## Required task
Count the lines that include the string "name", and give only that number.

## Start Provided records

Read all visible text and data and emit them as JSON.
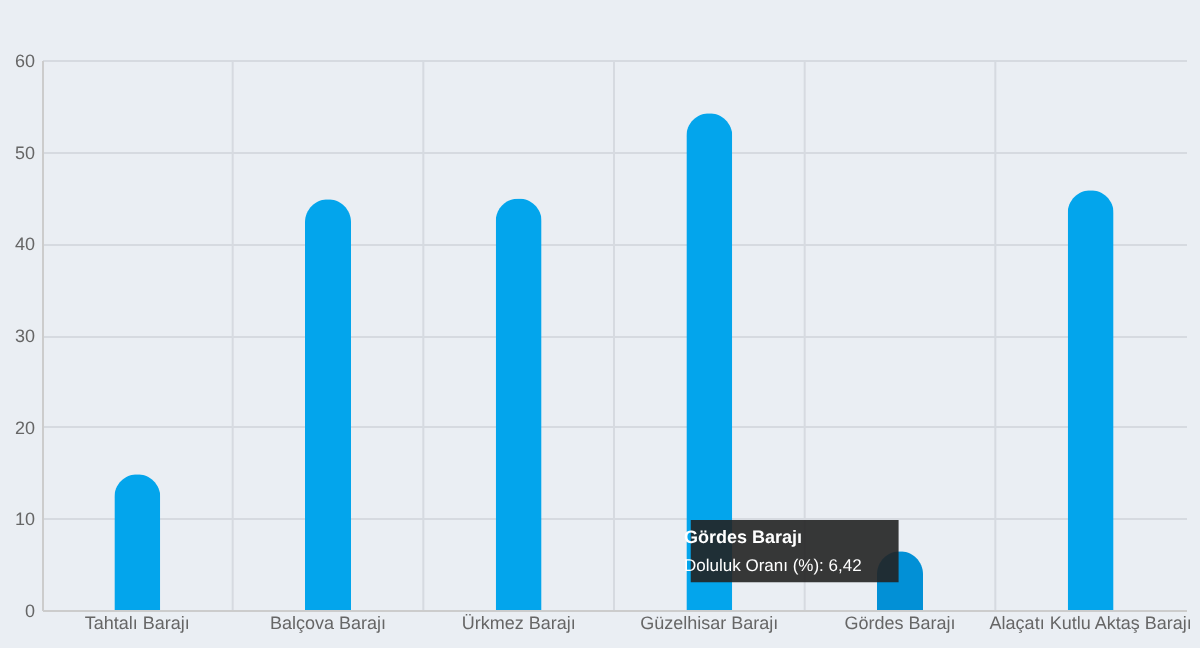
{
  "chart_data": {
    "type": "bar",
    "categories": [
      "Tahtalı Barajı",
      "Balçova Barajı",
      "Ürkmez Barajı",
      "Güzelhisar Barajı",
      "Gördes Barajı",
      "Alaçatı Kutlu Aktaş Barajı"
    ],
    "values": [
      14.8,
      44.8,
      44.9,
      54.2,
      6.42,
      45.8
    ],
    "colors": [
      "#03a5ec",
      "#03a5ec",
      "#03a5ec",
      "#03a5ec",
      "#0290d6",
      "#03a5ec"
    ],
    "ylim": [
      0,
      60
    ],
    "yticks": [
      0,
      10,
      20,
      30,
      40,
      50,
      60
    ],
    "grid": true,
    "annotations": [
      "Gördes Barajı",
      {
        "text": "Doluluk Oranı (%): 6,42",
        "x": "Gördes Barajı",
        "y": 6.42
      }
    ]
  }
}
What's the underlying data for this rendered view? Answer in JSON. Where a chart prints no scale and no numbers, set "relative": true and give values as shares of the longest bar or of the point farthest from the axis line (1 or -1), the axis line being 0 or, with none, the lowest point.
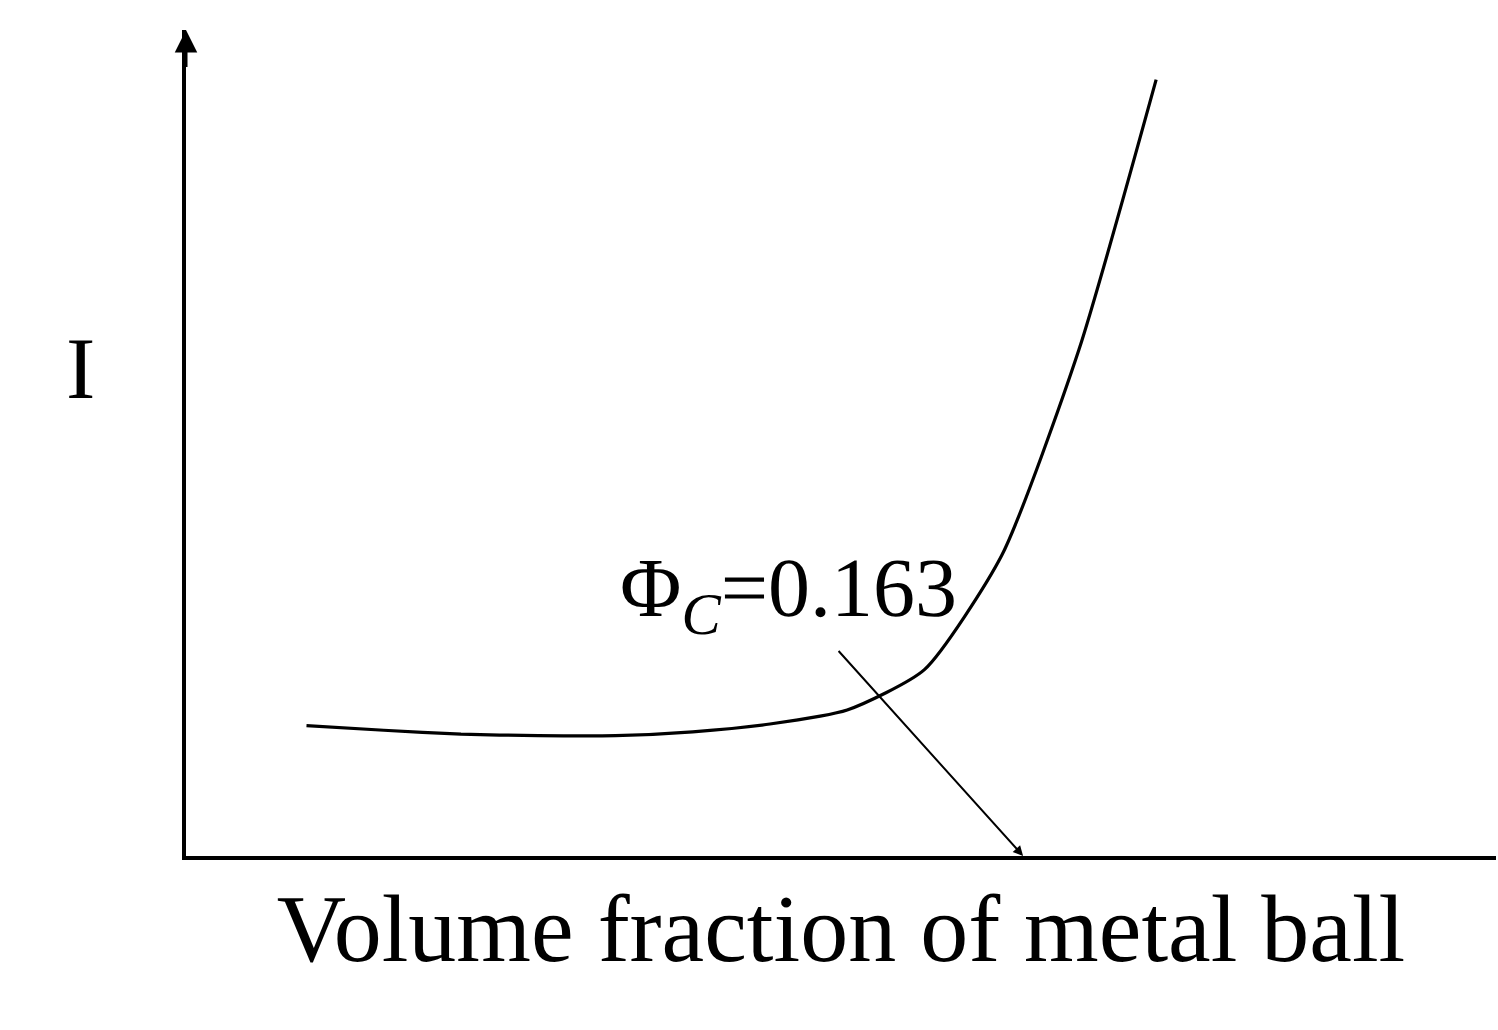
{
  "chart_data": {
    "type": "line",
    "relative": true,
    "xlabel": "Volume fraction of metal ball",
    "ylabel": "I",
    "annotations": [
      "Φ$_{C}$=0.163"
    ],
    "categories": [
      null,
      null,
      null,
      null,
      null,
      null,
      null,
      null,
      null,
      null,
      null,
      null
    ],
    "series": [
      {
        "color": "#000000",
        "values": [
          0.168,
          0.162,
          0.157,
          0.155,
          0.155,
          0.16,
          0.17,
          0.188,
          0.24,
          0.387,
          0.652,
          1.0
        ]
      }
    ],
    "marker": "none",
    "line_style": "solid",
    "legend": false,
    "tick_labels": false
  }
}
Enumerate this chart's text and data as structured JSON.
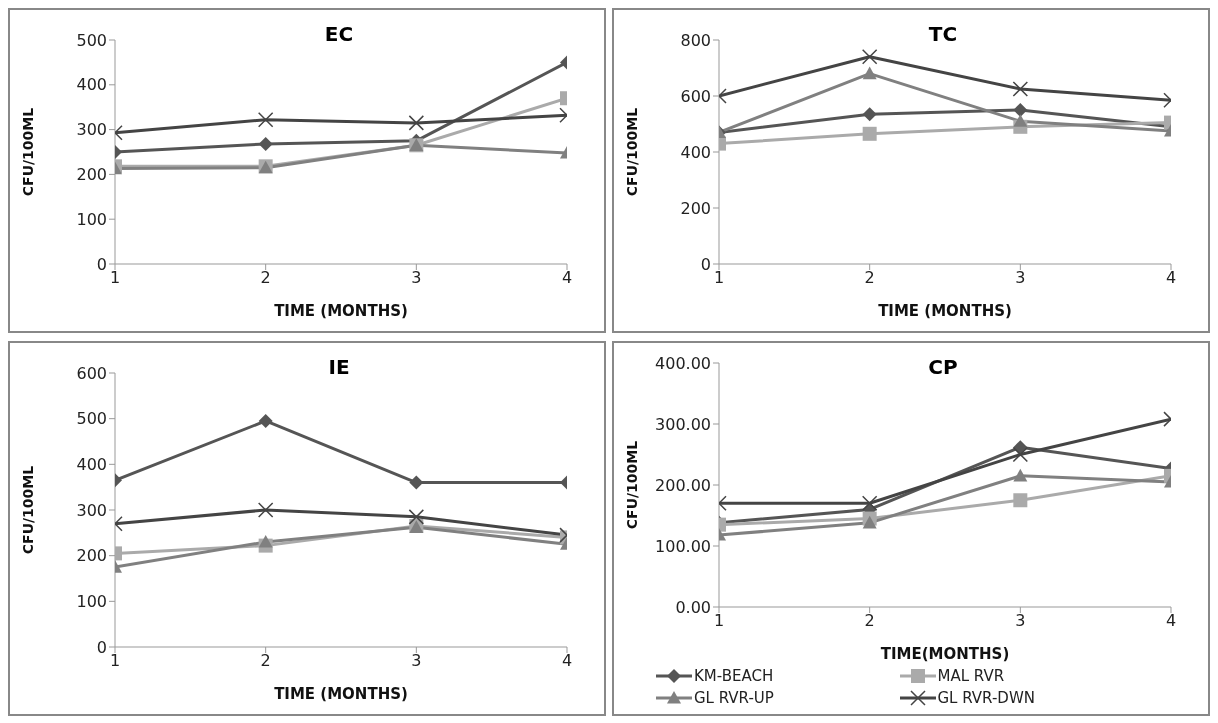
{
  "chart_data": [
    {
      "type": "line",
      "title": "EC",
      "xlabel": "TIME (MONTHS)",
      "ylabel": "CFU/100ML",
      "x": [
        1,
        2,
        3,
        4
      ],
      "xlim": [
        1,
        4
      ],
      "xticks": [
        1,
        2,
        3,
        4
      ],
      "ylim": [
        0,
        500
      ],
      "yticks": [
        0,
        100,
        200,
        300,
        400,
        500
      ],
      "legend": false,
      "series": [
        {
          "color": "#555555",
          "marker": "diamond",
          "values": [
            250,
            268,
            275,
            450
          ]
        },
        {
          "color": "#aaaaaa",
          "marker": "square",
          "values": [
            218,
            218,
            265,
            370
          ]
        },
        {
          "color": "#808080",
          "marker": "triangle",
          "values": [
            213,
            215,
            265,
            248
          ]
        },
        {
          "color": "#444444",
          "marker": "cross",
          "values": [
            293,
            322,
            315,
            332
          ]
        }
      ]
    },
    {
      "type": "line",
      "title": "TC",
      "xlabel": "TIME (MONTHS)",
      "ylabel": "CFU/100ML",
      "x": [
        1,
        2,
        3,
        4
      ],
      "xlim": [
        1,
        4
      ],
      "xticks": [
        1,
        2,
        3,
        4
      ],
      "ylim": [
        0,
        800
      ],
      "yticks": [
        0,
        200,
        400,
        600,
        800
      ],
      "legend": false,
      "series": [
        {
          "color": "#555555",
          "marker": "diamond",
          "values": [
            470,
            535,
            550,
            490
          ]
        },
        {
          "color": "#aaaaaa",
          "marker": "square",
          "values": [
            430,
            465,
            490,
            505
          ]
        },
        {
          "color": "#808080",
          "marker": "triangle",
          "values": [
            470,
            680,
            510,
            475
          ]
        },
        {
          "color": "#444444",
          "marker": "cross",
          "values": [
            600,
            740,
            625,
            585
          ]
        }
      ]
    },
    {
      "type": "line",
      "title": "IE",
      "xlabel": "TIME (MONTHS)",
      "ylabel": "CFU/100ML",
      "x": [
        1,
        2,
        3,
        4
      ],
      "xlim": [
        1,
        4
      ],
      "xticks": [
        1,
        2,
        3,
        4
      ],
      "ylim": [
        0,
        600
      ],
      "yticks": [
        0,
        100,
        200,
        300,
        400,
        500,
        600
      ],
      "legend": false,
      "series": [
        {
          "color": "#555555",
          "marker": "diamond",
          "values": [
            365,
            495,
            360,
            360
          ]
        },
        {
          "color": "#aaaaaa",
          "marker": "square",
          "values": [
            205,
            222,
            265,
            240
          ]
        },
        {
          "color": "#808080",
          "marker": "triangle",
          "values": [
            175,
            230,
            262,
            225
          ]
        },
        {
          "color": "#444444",
          "marker": "cross",
          "values": [
            270,
            300,
            285,
            245
          ]
        }
      ]
    },
    {
      "type": "line",
      "title": "CP",
      "xlabel": "TIME(MONTHS)",
      "ylabel": "CFU/100ML",
      "x": [
        1,
        2,
        3,
        4
      ],
      "xlim": [
        1,
        4
      ],
      "xticks": [
        1,
        2,
        3,
        4
      ],
      "ylim": [
        0,
        400
      ],
      "yticks": [
        {
          "value": 0,
          "label": "0.00"
        },
        {
          "value": 100,
          "label": "100.00"
        },
        {
          "value": 200,
          "label": "200.00"
        },
        {
          "value": 300,
          "label": "300.00"
        },
        {
          "value": 400,
          "label": "400.00"
        }
      ],
      "legend": "bottom",
      "series": [
        {
          "name": "KM-BEACH",
          "color": "#555555",
          "marker": "diamond",
          "values": [
            138,
            160,
            262,
            227
          ]
        },
        {
          "name": "MAL RVR",
          "color": "#aaaaaa",
          "marker": "square",
          "values": [
            135,
            145,
            175,
            215
          ]
        },
        {
          "name": "GL RVR-UP",
          "color": "#808080",
          "marker": "triangle",
          "values": [
            118,
            138,
            215,
            205
          ]
        },
        {
          "name": "GL RVR-DWN",
          "color": "#444444",
          "marker": "cross",
          "values": [
            170,
            170,
            250,
            308
          ]
        }
      ]
    }
  ]
}
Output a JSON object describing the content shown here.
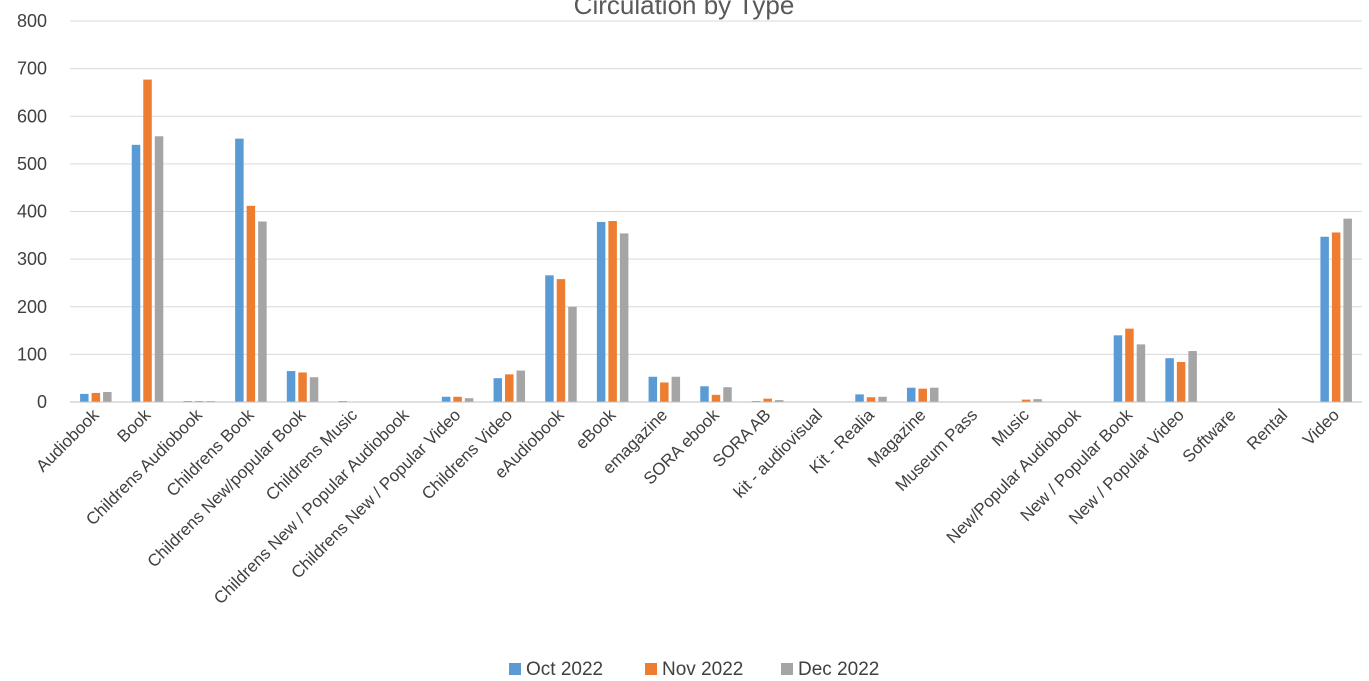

## End Provided records

## Solution for this problem
4